* Ausgangstext
====================

Nandu findet: Atomkraft doof
Am Samstag, den 5. September kommt das Wendland nach Berlin - oder so ähnlich.
Angedacht ist eine wundervoll große und quietschbuntlaute Ruhestandsparty für die alte Bekannte Atomkraft. Da zwar immer noch kein geeigneter Ruhesitz gefunden wurde, die Enkel_innen Solarenergie und Windkraft aber schon ganz hiebelig sind (und sie eh viel länger ausgehalten hat, als ihrer Umgebung gut tut), setzen alle “Lebensabschnittspartner_innen” nochmal ein Zeichen und sagen ihr deutlich Lebewohl.
Doch viele Tiere sind traurig darüber, haben sie doch immer gerne neben Brunsbüttel und Krümmel gegrast. Wo sonst hätten sie die Möglichkeit gehabt, ihr Potential voll auszuschöpfen? Wer sieht nicht die Vorteile eines zweiten Kopfes oder eines dritten Auges? Und wer hat schon die Möglichkeit, selbst als Wurst noch für Überraschungen zu sorgen?
Jedenfalls sind auch sie dabei, um den Leuten klar zu machen, dass ihr Leben ohne Atomkraft irgendwie trist sein wird. Die strahlende Zukunft wäre Geschichte…
Dieses ganze Szenario verwirrt euch? Ihr habt mit eigenen Augen auf der Demo zusehen müssen, wie sich Kühe und Schweine feilbieten, um endlich ihrer “natürlichen Bestimmung” (dem Verzehr durch Menschen) zugeführt zu werden?

====================

* Bereitgestelltes Material

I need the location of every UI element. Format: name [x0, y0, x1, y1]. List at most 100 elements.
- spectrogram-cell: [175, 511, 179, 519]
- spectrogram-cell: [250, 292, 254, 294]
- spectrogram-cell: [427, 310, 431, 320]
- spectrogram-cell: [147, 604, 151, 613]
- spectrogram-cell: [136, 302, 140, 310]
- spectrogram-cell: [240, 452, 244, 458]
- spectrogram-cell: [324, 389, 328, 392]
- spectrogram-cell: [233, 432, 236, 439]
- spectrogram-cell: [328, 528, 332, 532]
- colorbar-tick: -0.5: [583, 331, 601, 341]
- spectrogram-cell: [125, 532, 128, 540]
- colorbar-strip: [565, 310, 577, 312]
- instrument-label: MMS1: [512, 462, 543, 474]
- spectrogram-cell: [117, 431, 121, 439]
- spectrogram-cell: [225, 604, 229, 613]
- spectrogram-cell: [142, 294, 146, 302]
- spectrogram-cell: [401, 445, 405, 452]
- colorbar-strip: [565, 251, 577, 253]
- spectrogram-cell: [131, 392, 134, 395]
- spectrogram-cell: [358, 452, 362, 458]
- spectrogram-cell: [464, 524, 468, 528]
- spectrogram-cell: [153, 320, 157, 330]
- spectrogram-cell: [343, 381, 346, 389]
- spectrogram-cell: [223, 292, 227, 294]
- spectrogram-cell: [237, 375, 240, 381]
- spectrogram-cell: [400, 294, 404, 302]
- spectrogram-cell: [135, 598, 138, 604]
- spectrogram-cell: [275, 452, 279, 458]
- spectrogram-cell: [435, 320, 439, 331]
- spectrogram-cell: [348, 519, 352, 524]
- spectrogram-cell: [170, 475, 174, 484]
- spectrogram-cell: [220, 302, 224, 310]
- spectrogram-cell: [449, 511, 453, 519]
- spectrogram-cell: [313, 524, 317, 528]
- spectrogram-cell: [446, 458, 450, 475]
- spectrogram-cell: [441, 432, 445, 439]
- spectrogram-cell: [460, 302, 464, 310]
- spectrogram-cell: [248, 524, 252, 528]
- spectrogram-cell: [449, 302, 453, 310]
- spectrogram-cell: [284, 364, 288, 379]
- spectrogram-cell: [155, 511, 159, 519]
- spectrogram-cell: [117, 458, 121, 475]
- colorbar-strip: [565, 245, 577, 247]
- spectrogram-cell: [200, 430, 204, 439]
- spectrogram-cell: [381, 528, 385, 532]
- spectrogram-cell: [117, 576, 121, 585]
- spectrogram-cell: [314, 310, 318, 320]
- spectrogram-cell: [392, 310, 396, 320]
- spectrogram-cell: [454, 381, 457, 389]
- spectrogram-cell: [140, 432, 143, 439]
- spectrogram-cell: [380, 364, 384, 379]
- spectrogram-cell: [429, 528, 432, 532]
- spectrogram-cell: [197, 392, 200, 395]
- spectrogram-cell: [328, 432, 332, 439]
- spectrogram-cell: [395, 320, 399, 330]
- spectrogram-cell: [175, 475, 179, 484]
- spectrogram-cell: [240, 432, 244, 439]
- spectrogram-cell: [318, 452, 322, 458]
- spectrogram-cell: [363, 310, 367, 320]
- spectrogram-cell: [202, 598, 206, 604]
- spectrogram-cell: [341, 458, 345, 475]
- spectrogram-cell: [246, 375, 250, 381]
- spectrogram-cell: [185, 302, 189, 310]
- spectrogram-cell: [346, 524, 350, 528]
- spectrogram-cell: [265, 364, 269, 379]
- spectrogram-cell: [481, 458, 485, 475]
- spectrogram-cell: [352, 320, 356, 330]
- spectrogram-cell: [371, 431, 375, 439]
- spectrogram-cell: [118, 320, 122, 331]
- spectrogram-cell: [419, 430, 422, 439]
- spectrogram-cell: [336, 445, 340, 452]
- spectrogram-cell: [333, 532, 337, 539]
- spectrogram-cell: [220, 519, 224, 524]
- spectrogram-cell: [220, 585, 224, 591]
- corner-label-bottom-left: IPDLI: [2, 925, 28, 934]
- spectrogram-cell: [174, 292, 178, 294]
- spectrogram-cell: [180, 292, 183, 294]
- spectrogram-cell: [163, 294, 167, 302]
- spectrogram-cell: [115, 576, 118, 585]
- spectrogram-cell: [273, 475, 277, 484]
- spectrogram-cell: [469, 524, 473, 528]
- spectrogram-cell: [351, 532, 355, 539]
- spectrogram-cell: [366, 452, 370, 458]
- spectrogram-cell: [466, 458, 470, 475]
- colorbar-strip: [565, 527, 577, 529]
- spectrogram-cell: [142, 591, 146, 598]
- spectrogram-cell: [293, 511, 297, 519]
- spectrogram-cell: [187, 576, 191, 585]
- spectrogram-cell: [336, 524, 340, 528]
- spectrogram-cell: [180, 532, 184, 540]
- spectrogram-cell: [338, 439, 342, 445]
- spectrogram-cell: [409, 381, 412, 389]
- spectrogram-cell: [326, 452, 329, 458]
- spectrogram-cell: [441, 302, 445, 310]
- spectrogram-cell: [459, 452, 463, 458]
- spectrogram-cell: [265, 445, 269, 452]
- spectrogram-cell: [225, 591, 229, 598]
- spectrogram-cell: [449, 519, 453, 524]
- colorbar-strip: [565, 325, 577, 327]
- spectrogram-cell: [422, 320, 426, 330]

====================

* Aufgabe 1
Führen Sie alle Ortsnamen auf, die im Ausgangstext vorkommen.
* Aufgabe 2
Tauschen Sie im Ausgangstext „Schweine“ gegen „Schafe“ aus und geben Sie den Abschnitt wieder, der mit den Worten „Doch viele Tiere“ beginnt und nach „zugeführt zu werden?“ endet.

* Schriftliche Lösung 1
Wendland, Berlin, Brunsbüttel, Krümmel

* Schriftliche Lösung 2
Doch viele Tiere sind traurig darüber, haben sie doch immer gerne neben Brunsbüttel und Krümmel gegrast. Wo sonst hätten sie die Möglichkeit gehabt, ihr Potential voll auszuschöpfen? Wer sieht nicht die Vorteile eines zweiten Kopfes oder eines dritten Auges? Und wer hat schon die Möglichkeit, selbst als Wurst noch für Überraschungen zu sorgen?
Jedenfalls sind auch sie dabei, um den Leuten klar zu machen, dass ihr Leben ohne Atomkraft irgendwie trist sein wird. Die strahlende Zukunft wäre Geschichte…
Dieses ganze Szenario verwirrt euch? Ihr habt mit eigenen Augen auf der Demo zusehen müssen, wie sich Kühe und Schafe feilbieten, um endlich ihrer “natürlichen Bestimmung” (dem Verzehr durch Menschen) zugeführt zu werden?